FRAGMENTO DEL TEXTO:
━━━━━━━━

Cualquier trabajo era duro. En la recogida de frambuesas nos pagaban al peso. La competitividad estaba servida. No había espacio para la solidaridad. Te colocabas en un lugar, frente a las matas de frambuesas, y que nadie metiese la mano en tu espacio, determinado por el área que cubrían ambos brazos extendidos y un poquito más. Si no respetaban tu espacio, las miradas podían ser asesinas.

El trabajo en la fábrica de guisantes era una reproducción de lo que le acontece a Charlot en Tiempos modernos. Ocho horas haciendo el mismo movimiento repetitivo, recogiendo botes de guisantes, que se movían a gran velocidad por la cinta transportadora, y colocándolos en una caja de cartón que teníamos en el suelo a la izquierda. Tres días fueron más que suficientes para comprender lo que puede suponer hacer durante años el mismo trabajo. Recordad cómo reacciona Charlot después de apretar tuercas en una cadena de montaje.

Hace unos días un programa de radio, hablando de los migrantes, temporeros que recogen la fruta en España y de los que se habla ahora a causa de la Covid-19, me trajo a la memoria los momentos más indignos de aquella estancia en un campo de trabajo cerca de Cambridge. Había días que por las tardes aparecían unas listas con el nombre de las personas que trabajarían al día siguiente. Otros días nos levantábamos temprano para esperar a los capataces de los campos, a que nos eligieran o no, al azar, para trabajar. Si decidían no cogerte, por razones inescrutables que desconocíamos, no trabajábamos y no cobrábamos. Allí en fila, esperábamos la decisión de los que tenían el poder de darte o no trabajo. Si nos cogían, nos subíamos al camión y liberábamos tensión cantando, ¡qué cabrón, qué cabrón…! Si no, nos volvíamos al barracón, con la cabeza gacha. Rumiando la indignidad vivida.

Mi sorpresa fue mayúscula cuando escuché a un temporero contar lo mismo que yo había vivido muchas décadas atrás. En el año 2020 volvían a vivir lo que yo viví unos meses antes de que muriera Franco. Yo para pagarme unas vacaciones en Londres; él seguramente para mandar el dinero a su familia a km de distancia para poder vivir. Una gran indignación me recorrió todo el cuerpo y los ojos se me llenaron de lágrimas y el corazón de rabia.

Esta pandemia ha puesto delante de nuestras narices muchas injusticias que ya conocíamos, con más o menos certidumbre, y frente a las que nos solemos tapar los ojos y los oídos. Hace unos meses, febrero de 2020, el relator de la ONU, Philip Alston, declaraba que en España existían zonas donde no se respetaban unas mínimas condiciones dignas de vida, viviendas sin luz ni agua ni condiciones higiénicas, de habitabilidad. Estaba haciendo referencia a algunos asentamientos de migrantes, en los cuales personas que vienen a trabajar  a nuestro país no tienen cubiertos los derechos básicos. Y, además, en ocasiones, están sometidos a un racismo ambiental, a un rechazo permanente, a unas miradas acusatorias, acusatorias de qué, de trabajar en condiciones de explotación.

━━━━━━━━

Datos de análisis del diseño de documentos
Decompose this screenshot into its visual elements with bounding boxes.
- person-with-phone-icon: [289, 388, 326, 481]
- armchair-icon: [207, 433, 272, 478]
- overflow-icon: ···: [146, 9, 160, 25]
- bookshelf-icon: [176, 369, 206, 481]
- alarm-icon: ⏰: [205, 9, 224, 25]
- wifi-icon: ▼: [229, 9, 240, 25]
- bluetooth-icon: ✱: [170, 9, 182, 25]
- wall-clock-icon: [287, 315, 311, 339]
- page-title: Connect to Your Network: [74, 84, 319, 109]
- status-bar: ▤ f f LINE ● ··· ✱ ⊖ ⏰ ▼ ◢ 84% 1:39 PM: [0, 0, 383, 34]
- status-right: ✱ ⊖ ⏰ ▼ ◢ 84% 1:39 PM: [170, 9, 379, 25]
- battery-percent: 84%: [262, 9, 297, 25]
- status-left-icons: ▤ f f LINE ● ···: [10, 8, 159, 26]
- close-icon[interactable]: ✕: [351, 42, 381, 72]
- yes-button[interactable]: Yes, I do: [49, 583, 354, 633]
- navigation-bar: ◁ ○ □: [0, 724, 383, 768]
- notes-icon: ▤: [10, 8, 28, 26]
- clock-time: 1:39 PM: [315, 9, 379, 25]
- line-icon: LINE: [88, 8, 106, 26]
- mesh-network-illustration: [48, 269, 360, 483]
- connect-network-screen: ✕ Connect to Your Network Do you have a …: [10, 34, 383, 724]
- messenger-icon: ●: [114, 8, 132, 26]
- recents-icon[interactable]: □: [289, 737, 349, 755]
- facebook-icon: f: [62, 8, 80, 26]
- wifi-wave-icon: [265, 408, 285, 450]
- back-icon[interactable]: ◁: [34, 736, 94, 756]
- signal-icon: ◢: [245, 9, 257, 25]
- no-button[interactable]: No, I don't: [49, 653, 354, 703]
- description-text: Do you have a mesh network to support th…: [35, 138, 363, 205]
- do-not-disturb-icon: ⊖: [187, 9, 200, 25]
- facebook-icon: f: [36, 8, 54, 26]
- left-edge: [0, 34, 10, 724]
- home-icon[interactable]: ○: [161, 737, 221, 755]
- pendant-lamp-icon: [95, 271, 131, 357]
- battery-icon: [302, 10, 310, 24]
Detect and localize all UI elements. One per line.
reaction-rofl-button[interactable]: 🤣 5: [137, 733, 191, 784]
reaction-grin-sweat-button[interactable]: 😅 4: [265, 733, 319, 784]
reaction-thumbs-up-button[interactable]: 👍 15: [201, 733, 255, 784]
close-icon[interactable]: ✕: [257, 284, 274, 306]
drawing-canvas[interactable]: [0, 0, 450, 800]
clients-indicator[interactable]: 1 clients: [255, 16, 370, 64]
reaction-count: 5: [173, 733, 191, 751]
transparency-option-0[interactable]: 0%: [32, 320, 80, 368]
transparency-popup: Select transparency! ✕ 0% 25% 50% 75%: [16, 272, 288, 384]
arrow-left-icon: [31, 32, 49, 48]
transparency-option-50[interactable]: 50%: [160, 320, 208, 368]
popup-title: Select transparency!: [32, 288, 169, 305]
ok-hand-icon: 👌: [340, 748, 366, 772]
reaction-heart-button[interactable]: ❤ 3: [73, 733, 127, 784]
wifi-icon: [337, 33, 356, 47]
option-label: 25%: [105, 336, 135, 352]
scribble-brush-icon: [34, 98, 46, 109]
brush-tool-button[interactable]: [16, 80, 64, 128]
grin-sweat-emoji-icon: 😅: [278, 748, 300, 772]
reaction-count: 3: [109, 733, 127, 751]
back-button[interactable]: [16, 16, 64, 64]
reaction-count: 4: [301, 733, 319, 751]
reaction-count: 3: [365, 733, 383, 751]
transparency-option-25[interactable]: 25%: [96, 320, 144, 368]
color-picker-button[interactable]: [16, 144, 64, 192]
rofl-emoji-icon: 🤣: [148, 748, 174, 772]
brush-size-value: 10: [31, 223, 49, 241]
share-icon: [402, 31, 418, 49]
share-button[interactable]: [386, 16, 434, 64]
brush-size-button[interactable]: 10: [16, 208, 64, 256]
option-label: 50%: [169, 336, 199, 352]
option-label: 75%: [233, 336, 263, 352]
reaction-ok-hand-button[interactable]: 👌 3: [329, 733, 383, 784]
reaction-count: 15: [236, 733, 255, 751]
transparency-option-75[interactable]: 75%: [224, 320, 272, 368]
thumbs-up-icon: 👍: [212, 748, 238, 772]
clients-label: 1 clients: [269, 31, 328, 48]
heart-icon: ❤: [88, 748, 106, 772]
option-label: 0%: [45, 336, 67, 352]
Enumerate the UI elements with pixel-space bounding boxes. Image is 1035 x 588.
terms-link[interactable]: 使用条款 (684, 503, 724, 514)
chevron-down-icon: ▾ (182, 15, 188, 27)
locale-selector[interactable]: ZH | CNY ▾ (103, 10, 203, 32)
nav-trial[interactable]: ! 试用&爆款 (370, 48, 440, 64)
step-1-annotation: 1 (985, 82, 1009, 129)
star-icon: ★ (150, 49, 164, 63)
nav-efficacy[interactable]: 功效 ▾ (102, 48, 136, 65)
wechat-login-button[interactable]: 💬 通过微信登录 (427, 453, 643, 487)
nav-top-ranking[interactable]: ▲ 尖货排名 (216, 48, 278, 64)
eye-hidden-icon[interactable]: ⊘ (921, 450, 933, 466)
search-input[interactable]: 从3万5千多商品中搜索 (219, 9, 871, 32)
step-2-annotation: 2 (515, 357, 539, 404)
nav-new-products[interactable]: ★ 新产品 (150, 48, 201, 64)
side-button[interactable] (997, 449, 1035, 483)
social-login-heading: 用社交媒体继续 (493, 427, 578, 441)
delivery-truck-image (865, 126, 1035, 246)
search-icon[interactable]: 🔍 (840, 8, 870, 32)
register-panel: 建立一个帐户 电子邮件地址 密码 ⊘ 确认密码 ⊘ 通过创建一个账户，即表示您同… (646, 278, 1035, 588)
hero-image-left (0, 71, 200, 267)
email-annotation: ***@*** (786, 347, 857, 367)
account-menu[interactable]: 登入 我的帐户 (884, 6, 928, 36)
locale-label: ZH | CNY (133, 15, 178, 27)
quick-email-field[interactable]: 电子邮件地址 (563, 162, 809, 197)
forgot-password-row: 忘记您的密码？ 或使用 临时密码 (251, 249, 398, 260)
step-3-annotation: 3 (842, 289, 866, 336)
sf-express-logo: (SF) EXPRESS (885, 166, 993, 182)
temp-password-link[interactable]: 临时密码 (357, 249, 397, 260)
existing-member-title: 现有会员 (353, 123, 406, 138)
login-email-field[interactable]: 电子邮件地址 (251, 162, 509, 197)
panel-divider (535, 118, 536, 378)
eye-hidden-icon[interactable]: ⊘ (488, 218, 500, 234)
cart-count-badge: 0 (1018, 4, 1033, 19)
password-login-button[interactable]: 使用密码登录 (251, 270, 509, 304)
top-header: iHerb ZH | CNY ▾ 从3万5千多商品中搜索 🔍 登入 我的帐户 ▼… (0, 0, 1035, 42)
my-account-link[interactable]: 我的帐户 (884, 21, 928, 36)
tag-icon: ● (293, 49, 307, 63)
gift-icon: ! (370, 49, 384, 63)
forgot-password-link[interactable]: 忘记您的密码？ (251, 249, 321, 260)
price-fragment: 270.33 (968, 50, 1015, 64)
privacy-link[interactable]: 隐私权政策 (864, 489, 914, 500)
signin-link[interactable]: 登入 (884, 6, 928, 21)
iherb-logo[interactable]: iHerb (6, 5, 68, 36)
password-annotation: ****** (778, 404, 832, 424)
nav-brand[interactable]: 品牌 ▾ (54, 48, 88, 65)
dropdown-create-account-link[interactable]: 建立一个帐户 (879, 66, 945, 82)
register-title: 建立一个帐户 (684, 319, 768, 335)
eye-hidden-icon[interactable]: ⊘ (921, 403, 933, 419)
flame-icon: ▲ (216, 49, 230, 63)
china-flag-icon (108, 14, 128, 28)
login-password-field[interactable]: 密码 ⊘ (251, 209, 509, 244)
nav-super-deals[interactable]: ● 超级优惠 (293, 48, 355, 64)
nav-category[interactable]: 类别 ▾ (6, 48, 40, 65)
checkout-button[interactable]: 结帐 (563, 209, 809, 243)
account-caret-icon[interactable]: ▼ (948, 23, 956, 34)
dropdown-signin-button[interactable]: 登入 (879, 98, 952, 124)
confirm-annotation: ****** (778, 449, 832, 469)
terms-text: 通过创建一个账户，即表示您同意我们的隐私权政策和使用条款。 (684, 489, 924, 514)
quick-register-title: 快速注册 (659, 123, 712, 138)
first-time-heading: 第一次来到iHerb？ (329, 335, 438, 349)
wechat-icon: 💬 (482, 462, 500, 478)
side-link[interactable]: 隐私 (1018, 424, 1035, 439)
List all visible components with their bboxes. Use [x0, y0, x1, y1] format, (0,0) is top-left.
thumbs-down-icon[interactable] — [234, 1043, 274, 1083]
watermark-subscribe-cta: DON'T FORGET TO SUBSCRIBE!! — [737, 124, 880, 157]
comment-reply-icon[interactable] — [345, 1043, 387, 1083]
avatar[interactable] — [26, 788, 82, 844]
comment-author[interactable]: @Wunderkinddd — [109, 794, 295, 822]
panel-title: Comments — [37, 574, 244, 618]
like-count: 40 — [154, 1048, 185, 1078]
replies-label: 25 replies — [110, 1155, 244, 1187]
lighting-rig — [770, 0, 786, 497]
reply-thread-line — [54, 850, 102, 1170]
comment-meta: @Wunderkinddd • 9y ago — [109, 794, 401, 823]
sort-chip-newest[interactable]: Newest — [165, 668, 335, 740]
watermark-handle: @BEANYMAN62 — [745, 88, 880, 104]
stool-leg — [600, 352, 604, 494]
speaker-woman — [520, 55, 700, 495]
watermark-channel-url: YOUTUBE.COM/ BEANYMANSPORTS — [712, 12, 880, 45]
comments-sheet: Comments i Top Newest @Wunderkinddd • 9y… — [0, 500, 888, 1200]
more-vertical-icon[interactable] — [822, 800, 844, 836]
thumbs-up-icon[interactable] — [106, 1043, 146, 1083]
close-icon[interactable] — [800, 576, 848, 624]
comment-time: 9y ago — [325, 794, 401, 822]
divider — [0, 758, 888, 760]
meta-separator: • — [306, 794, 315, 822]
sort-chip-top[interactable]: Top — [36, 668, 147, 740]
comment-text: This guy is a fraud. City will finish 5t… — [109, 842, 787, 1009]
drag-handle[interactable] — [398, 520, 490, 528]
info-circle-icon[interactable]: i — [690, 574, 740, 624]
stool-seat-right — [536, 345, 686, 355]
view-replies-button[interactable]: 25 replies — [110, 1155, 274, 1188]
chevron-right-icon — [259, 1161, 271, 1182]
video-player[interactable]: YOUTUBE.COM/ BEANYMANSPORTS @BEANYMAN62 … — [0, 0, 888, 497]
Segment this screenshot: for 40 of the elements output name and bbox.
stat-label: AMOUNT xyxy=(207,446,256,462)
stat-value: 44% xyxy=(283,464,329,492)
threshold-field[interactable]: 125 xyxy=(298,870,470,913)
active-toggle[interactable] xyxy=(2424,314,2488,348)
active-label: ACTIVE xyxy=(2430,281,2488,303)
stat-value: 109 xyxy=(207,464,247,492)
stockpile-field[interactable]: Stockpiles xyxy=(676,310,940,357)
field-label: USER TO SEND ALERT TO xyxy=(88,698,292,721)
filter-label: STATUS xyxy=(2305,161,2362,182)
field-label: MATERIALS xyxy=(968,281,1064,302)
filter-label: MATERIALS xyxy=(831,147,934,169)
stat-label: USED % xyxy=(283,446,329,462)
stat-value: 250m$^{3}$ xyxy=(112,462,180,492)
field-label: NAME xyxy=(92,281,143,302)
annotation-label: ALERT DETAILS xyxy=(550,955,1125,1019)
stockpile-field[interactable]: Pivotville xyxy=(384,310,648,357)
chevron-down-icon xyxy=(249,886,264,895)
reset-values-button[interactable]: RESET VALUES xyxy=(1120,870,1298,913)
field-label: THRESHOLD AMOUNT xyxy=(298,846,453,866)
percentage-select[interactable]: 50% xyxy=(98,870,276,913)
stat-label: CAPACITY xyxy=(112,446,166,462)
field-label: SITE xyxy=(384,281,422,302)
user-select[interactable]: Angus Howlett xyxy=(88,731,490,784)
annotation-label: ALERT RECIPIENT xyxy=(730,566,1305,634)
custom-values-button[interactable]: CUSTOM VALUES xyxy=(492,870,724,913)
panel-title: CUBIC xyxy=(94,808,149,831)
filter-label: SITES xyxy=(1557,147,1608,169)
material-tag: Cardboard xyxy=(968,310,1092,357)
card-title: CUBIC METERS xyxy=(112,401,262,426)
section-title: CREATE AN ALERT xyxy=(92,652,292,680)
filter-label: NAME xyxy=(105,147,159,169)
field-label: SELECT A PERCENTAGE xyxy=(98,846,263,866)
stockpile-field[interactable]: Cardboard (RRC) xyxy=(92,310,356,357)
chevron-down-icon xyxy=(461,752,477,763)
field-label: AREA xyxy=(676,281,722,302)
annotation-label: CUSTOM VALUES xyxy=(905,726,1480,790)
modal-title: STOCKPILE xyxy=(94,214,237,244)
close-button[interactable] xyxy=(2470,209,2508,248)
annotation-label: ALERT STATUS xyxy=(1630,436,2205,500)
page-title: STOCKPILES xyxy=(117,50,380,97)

━━━━━━━━

TAREAS PENDIENTES:
(a) Responde estas preguntas sobre el fragmento:
(i) ¿Cómo se pagaba en la recogida de frambuesas?
(ii) ¿Cuántos días bastaron para comprender lo que supone hacer durante años el mismo trabajo en la fábrica de guisantes?
(iii) ¿En qué mes y año hizo Philip Alston su declaración sobre España?
(b) Enumera todos los lugares geográficos que se nombran en el fragmento.

RESPUESTAS:
(a)
(i) Al peso.
(ii) Tres días.
(iii) En febrero de 2020.

(b) Cambridge, España, Londres